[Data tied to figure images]
.....

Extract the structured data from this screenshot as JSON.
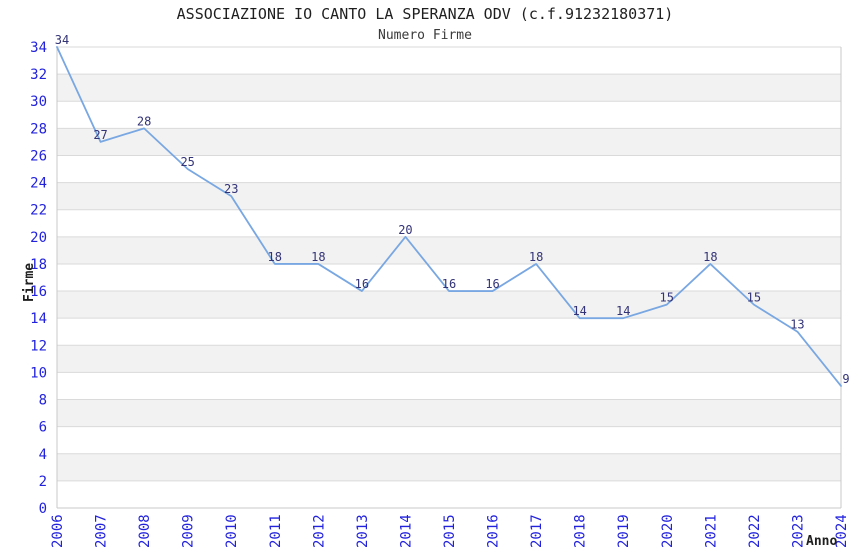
{
  "chart_data": {
    "type": "line",
    "title": "ASSOCIAZIONE IO CANTO LA SPERANZA ODV (c.f.91232180371)",
    "subtitle": "Numero Firme",
    "x": [
      "2006",
      "2007",
      "2008",
      "2009",
      "2010",
      "2011",
      "2012",
      "2013",
      "2014",
      "2015",
      "2016",
      "2017",
      "2018",
      "2019",
      "2020",
      "2021",
      "2022",
      "2023",
      "2024"
    ],
    "series": [
      {
        "name": "Numero Firme",
        "values": [
          34,
          27,
          28,
          25,
          23,
          18,
          18,
          16,
          20,
          16,
          16,
          18,
          14,
          14,
          15,
          18,
          15,
          13,
          9
        ]
      }
    ],
    "xlabel": "Anno",
    "ylabel": "Firme",
    "ylim": [
      0,
      34
    ],
    "ytick_step": 2,
    "grid": true,
    "legend": "none",
    "band_pattern": "alternating horizontal stripes every 2 units",
    "colors": {
      "line": "#79a7e2",
      "tick_label": "#2222dd",
      "data_label": "#333377",
      "band": "#f2f2f2",
      "grid": "#dadada",
      "axis": "#c9c9c9",
      "title": "#1f1f1f",
      "subtitle": "#3a3a3a",
      "axis_title": "#1f1f1f",
      "background": "#ffffff"
    }
  }
}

.....

Copy the records exactly. Skip the pictures.

■ **THE SOLUTION**:
Extract the structured data from this screenshot as JSON.
{
  "chart_data": {
    "type": "line",
    "title": "ASSOCIAZIONE IO CANTO LA SPERANZA ODV (c.f.91232180371)",
    "subtitle": "Numero Firme",
    "x": [
      "2006",
      "2007",
      "2008",
      "2009",
      "2010",
      "2011",
      "2012",
      "2013",
      "2014",
      "2015",
      "2016",
      "2017",
      "2018",
      "2019",
      "2020",
      "2021",
      "2022",
      "2023",
      "2024"
    ],
    "series": [
      {
        "name": "Numero Firme",
        "values": [
          34,
          27,
          28,
          25,
          23,
          18,
          18,
          16,
          20,
          16,
          16,
          18,
          14,
          14,
          15,
          18,
          15,
          13,
          9
        ]
      }
    ],
    "xlabel": "Anno",
    "ylabel": "Firme",
    "ylim": [
      0,
      34
    ],
    "ytick_step": 2,
    "grid": true,
    "legend": "none",
    "band_pattern": "alternating horizontal stripes every 2 units",
    "colors": {
      "line": "#79a7e2",
      "tick_label": "#2222dd",
      "data_label": "#333377",
      "band": "#f2f2f2",
      "grid": "#dadada",
      "axis": "#c9c9c9",
      "title": "#1f1f1f",
      "subtitle": "#3a3a3a",
      "axis_title": "#1f1f1f",
      "background": "#ffffff"
    }
  }
}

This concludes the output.